● Stated exercise:
Pull out every line of the records below that contains the string "elements", matching case exactly, and copy each such line.

● Exercise materials:
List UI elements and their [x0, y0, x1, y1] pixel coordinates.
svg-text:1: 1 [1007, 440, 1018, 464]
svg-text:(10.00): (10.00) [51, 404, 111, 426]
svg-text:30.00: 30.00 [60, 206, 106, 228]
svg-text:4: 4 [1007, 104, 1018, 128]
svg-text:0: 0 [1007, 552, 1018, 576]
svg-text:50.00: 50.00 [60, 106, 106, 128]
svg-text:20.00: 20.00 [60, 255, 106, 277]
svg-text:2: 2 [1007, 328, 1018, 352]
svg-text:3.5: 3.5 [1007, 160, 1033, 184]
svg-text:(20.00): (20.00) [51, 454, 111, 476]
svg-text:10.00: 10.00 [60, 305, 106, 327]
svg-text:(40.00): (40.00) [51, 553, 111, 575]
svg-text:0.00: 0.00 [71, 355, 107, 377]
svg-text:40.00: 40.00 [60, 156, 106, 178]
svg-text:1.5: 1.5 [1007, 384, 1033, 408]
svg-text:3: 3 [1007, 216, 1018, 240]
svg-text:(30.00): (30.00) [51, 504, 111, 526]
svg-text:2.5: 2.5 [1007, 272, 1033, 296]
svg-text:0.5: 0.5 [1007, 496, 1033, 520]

● Exercise output:
List UI elements and their [x0, y0, x1, y1] pixel coordinates.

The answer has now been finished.